Records for processing:
★ ★ ★

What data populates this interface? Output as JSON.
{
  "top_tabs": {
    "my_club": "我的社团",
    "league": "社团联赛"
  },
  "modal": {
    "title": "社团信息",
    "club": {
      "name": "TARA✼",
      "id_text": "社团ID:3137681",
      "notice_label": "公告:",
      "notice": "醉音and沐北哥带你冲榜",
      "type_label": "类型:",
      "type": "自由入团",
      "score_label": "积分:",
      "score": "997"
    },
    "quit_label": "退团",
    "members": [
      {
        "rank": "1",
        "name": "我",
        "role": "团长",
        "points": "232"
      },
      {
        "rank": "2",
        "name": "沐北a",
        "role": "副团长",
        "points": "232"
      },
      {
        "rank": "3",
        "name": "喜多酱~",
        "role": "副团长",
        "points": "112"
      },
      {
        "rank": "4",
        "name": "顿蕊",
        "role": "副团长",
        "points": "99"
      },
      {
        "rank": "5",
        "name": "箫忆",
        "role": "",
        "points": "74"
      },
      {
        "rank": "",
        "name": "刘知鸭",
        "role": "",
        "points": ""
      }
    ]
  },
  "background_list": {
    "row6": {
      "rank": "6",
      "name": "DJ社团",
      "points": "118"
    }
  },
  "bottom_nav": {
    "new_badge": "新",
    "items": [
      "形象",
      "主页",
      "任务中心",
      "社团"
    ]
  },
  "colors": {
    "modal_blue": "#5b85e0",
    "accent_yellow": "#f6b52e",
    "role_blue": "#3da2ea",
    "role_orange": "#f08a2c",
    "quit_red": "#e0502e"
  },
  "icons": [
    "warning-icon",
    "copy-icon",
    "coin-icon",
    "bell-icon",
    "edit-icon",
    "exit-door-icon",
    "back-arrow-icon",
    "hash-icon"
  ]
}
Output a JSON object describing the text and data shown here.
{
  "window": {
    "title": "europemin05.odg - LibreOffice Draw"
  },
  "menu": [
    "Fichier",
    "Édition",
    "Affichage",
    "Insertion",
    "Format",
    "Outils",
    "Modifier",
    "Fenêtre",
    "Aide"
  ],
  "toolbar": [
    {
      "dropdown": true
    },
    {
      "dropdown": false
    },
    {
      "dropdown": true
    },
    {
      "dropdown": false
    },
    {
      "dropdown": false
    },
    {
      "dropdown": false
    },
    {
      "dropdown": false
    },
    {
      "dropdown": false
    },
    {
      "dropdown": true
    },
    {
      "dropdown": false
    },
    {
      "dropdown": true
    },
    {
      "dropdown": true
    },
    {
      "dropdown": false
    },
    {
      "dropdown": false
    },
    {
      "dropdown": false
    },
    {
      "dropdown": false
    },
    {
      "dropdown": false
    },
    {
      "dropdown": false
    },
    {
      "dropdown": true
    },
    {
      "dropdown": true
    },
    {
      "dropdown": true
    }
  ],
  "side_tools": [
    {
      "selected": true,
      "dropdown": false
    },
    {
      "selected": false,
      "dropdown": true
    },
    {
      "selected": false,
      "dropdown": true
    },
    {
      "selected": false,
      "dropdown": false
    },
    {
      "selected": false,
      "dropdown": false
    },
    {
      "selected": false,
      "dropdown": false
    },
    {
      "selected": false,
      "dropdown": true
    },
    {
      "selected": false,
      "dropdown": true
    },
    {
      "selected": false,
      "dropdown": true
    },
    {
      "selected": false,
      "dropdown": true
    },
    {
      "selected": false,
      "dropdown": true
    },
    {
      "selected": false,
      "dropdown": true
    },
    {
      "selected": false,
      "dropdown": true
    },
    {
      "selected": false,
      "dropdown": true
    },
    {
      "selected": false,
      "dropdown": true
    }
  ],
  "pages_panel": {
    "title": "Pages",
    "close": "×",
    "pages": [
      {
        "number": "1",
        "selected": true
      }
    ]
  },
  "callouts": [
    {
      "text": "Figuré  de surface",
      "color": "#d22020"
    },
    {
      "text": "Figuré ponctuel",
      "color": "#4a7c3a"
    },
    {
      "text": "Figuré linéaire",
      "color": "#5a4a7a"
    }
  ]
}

★ ★ ★

What you have to do: Copy each line above that contains the word "JSON".

Worked answer:
What data populates this interface? Output as JSON.
Output a JSON object describing the text and data shown here.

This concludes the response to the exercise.